[Annotated element listings]
## begin

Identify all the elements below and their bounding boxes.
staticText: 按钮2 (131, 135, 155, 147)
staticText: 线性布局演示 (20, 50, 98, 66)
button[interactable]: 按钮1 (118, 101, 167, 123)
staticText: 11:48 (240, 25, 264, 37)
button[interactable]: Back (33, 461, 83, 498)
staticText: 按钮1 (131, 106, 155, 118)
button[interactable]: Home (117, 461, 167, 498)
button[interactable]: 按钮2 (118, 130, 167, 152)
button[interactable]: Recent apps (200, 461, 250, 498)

## end
## begin

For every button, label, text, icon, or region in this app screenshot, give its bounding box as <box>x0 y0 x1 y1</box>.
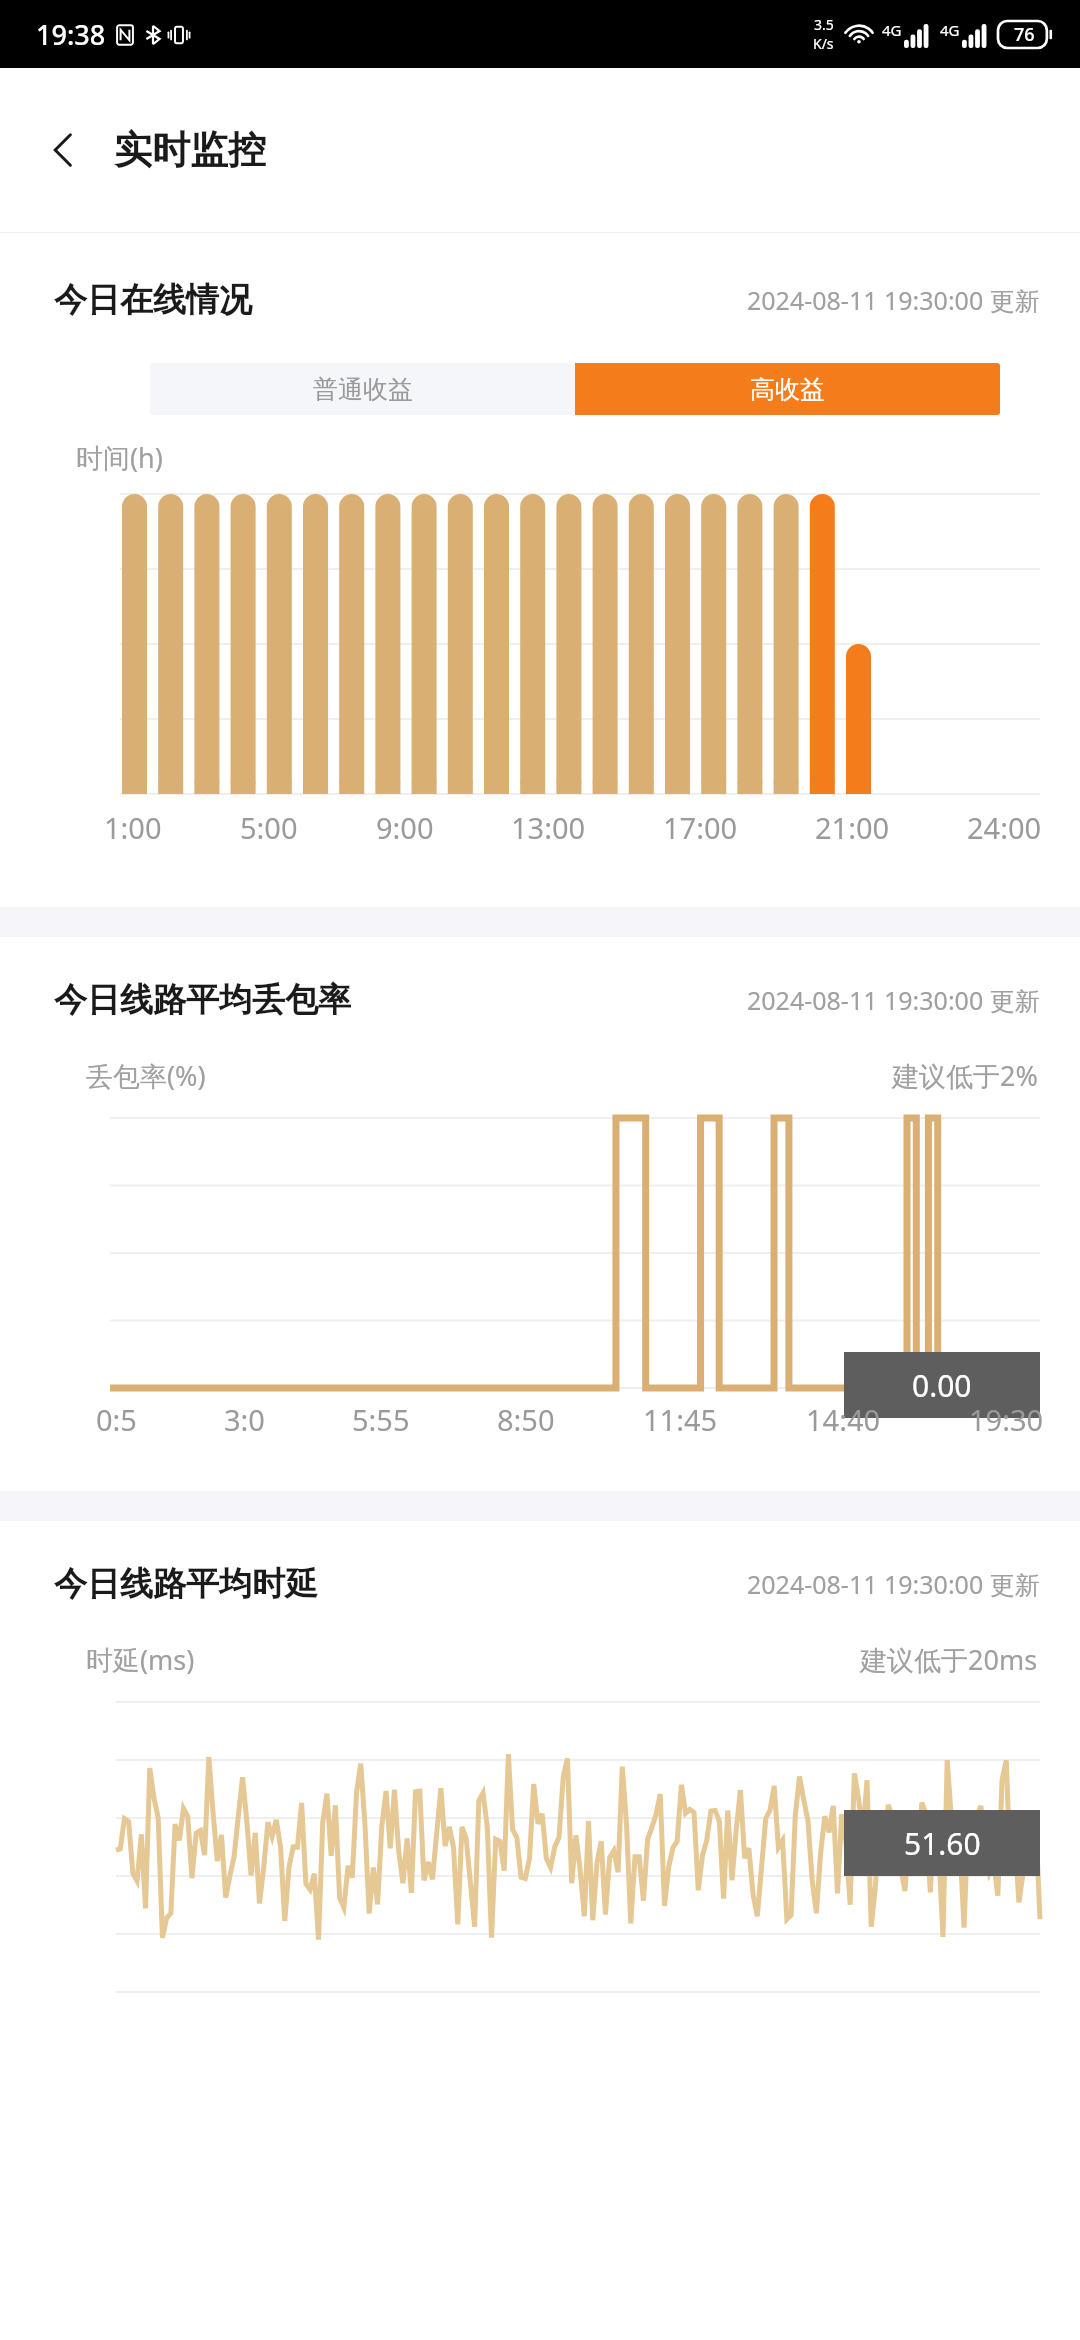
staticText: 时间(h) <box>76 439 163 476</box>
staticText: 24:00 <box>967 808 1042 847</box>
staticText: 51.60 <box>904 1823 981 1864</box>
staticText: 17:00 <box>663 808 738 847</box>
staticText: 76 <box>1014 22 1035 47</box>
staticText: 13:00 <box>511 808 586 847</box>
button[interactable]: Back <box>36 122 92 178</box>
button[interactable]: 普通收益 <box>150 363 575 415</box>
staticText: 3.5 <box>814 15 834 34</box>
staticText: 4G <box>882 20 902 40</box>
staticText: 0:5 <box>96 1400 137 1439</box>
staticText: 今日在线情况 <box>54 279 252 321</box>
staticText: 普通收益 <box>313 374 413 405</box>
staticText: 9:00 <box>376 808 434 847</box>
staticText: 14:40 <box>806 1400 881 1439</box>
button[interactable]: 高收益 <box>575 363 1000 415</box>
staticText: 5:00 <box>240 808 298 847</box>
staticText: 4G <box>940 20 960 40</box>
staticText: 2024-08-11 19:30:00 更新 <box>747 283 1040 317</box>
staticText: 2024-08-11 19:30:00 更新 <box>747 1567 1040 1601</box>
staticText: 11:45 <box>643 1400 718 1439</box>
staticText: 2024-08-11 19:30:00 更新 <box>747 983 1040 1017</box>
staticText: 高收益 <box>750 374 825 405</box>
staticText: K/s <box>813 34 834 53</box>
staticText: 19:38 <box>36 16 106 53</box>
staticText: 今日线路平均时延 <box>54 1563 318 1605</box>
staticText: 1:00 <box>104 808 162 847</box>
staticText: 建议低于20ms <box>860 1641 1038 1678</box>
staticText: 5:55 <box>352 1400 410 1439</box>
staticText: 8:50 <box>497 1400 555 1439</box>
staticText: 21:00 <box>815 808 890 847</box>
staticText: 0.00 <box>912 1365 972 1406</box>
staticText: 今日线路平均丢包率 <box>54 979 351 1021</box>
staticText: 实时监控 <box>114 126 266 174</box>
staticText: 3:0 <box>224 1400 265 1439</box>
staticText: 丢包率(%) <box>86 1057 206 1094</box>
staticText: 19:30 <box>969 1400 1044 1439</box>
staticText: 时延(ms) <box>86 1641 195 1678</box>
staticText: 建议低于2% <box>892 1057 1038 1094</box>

## end

DIRECTIONS:
Copy the entries word for word, starting at the line that contains "staticText: 时间(h) <box>76 439 163 476</box>" and ending at the line that contains "staticText: 4G <box>940 20 960 40</box>".

RESULT OF THIS EXERCISE:
staticText: 时间(h) <box>76 439 163 476</box>
staticText: 24:00 <box>967 808 1042 847</box>
staticText: 51.60 <box>904 1823 981 1864</box>
staticText: 17:00 <box>663 808 738 847</box>
staticText: 76 <box>1014 22 1035 47</box>
staticText: 13:00 <box>511 808 586 847</box>
button[interactable]: Back <box>36 122 92 178</box>
button[interactable]: 普通收益 <box>150 363 575 415</box>
staticText: 3.5 <box>814 15 834 34</box>
staticText: 4G <box>882 20 902 40</box>
staticText: 0:5 <box>96 1400 137 1439</box>
staticText: 今日在线情况 <box>54 279 252 321</box>
staticText: 普通收益 <box>313 374 413 405</box>
staticText: 9:00 <box>376 808 434 847</box>
staticText: 14:40 <box>806 1400 881 1439</box>
button[interactable]: 高收益 <box>575 363 1000 415</box>
staticText: 5:00 <box>240 808 298 847</box>
staticText: 4G <box>940 20 960 40</box>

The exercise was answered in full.